» Exercise aim
How many of the lines below contain the string "char"? Case counts, and the reply should be the number alone.

══ Records to process ══

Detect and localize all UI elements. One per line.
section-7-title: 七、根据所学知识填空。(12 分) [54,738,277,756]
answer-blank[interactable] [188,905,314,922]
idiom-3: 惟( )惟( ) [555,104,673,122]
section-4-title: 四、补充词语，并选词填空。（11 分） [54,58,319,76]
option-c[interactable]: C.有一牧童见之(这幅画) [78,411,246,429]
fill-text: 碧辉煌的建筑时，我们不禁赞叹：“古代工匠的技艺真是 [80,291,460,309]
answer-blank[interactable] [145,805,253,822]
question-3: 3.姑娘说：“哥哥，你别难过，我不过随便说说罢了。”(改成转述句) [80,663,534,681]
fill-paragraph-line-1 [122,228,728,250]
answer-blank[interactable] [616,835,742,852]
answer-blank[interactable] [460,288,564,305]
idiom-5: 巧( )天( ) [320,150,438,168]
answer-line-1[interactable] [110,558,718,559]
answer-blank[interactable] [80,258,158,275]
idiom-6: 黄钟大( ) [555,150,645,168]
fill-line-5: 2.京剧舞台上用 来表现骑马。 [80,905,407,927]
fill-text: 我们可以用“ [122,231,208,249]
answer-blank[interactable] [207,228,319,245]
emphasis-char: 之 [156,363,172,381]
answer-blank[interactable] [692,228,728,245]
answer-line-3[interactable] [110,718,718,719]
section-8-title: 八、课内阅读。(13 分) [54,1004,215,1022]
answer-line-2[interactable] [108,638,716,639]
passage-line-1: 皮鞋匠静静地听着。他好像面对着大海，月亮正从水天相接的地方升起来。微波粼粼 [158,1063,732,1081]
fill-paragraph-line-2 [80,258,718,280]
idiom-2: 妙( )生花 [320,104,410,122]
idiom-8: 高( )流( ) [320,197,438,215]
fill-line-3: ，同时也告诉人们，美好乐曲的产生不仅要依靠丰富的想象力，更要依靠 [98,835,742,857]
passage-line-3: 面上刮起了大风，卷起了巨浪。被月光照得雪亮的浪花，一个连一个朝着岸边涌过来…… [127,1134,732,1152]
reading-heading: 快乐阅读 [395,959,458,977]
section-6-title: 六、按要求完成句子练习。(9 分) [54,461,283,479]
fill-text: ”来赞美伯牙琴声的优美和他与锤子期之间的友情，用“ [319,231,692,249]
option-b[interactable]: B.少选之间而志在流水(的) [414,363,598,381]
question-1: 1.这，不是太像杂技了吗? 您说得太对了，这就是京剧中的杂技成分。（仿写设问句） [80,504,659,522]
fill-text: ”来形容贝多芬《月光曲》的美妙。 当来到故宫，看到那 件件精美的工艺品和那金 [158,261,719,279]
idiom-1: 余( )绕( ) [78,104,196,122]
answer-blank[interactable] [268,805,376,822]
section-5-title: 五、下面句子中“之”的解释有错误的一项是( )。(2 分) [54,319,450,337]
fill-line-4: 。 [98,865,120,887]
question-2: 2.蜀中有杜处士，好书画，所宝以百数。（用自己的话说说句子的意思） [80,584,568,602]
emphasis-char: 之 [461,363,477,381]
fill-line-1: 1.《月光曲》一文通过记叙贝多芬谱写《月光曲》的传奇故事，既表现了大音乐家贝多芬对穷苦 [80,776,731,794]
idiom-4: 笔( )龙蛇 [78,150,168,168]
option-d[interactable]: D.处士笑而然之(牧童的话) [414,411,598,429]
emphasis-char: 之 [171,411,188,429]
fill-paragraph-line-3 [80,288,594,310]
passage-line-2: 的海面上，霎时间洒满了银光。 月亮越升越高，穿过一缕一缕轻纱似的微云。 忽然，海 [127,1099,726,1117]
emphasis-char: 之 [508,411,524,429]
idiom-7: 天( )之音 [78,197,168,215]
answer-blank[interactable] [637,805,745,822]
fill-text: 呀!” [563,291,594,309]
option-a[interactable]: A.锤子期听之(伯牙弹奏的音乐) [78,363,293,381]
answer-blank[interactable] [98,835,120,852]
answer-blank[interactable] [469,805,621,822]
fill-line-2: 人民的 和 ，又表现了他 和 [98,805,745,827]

═══

» Solution below
4